> **What you will do**
Find the lines that contain the word "Mokram" and copy each one.

> **Dataset excerpt**
__________
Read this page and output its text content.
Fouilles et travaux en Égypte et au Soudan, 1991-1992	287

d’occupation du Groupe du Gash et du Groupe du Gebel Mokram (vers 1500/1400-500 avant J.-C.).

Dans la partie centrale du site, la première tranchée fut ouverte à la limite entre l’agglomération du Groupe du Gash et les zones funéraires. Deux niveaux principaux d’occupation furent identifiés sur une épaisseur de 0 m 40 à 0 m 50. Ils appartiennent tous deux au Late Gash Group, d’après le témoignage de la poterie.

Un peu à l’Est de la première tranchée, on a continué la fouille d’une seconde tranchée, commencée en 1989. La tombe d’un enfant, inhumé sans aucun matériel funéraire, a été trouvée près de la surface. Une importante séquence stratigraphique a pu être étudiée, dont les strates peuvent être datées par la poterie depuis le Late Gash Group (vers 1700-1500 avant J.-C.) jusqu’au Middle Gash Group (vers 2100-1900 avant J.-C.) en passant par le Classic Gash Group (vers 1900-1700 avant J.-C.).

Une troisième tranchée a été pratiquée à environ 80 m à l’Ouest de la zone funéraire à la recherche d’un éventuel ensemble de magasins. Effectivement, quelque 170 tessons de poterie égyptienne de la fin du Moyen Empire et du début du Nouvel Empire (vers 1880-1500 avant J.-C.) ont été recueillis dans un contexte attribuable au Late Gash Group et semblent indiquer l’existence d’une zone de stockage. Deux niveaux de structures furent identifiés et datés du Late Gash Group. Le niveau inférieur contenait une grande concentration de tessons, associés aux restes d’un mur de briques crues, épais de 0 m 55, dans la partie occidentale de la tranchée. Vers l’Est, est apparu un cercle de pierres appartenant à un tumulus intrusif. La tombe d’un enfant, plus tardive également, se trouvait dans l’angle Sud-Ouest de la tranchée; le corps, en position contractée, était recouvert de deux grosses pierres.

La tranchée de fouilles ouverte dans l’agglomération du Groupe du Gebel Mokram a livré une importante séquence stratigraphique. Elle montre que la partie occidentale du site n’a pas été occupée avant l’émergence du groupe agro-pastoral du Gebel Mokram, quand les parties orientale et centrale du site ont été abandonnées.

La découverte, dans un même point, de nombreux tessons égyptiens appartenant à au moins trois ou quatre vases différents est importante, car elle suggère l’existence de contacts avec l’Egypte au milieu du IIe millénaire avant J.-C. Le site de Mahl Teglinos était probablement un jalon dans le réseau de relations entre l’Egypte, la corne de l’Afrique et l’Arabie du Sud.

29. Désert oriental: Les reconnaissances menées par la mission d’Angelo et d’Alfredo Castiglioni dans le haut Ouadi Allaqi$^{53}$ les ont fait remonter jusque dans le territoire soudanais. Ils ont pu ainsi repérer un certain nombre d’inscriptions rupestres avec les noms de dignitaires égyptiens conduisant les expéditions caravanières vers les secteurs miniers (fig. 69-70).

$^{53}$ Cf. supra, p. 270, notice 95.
__________
> **Complete output**
d’occupation du Groupe du Gash et du Groupe du Gebel Mokram (vers 1500/1400-500 avant J.-C.).
La tranchée de fouilles ouverte dans l’agglomération du Groupe du Gebel Mokram a livré une importante séquence stratigraphique. Elle montre que la partie occidentale du site n’a pas été occupée avant l’émergence du groupe agro-pastoral du Gebel Mokram, quand les parties orientale et centrale du site ont été abandonnées.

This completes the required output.